**EXERCISE AIM**
Give only the number of lines in the listing below where the string "double" occurs.

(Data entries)
::::

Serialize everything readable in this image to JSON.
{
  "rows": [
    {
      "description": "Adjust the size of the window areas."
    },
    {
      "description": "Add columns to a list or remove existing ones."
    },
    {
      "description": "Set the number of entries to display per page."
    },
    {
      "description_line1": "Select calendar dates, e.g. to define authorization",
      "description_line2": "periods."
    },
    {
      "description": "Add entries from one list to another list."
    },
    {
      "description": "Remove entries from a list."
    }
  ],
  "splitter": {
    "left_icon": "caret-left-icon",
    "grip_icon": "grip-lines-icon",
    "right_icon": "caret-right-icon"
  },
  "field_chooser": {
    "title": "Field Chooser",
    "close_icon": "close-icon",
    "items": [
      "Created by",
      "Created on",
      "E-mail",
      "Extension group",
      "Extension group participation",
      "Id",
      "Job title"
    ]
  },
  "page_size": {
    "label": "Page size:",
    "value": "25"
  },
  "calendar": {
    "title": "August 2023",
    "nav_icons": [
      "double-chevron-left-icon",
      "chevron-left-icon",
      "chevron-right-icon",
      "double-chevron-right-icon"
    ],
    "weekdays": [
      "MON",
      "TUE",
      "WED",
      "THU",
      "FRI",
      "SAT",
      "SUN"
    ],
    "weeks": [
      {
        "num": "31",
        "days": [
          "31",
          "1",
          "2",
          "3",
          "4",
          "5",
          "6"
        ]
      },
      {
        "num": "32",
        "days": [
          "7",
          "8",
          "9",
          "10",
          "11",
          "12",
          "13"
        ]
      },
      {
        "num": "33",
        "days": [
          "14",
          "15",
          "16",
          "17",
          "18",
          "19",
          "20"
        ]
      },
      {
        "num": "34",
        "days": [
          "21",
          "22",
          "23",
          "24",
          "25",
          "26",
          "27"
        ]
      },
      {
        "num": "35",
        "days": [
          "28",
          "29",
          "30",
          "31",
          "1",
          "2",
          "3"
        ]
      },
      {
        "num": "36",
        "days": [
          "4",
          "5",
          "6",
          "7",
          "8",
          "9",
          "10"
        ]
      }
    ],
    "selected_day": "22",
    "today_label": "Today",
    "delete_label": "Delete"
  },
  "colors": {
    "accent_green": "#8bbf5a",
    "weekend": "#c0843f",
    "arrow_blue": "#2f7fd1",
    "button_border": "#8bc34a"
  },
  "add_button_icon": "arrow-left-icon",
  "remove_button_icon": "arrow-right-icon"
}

::::

**TASK RESULT**
2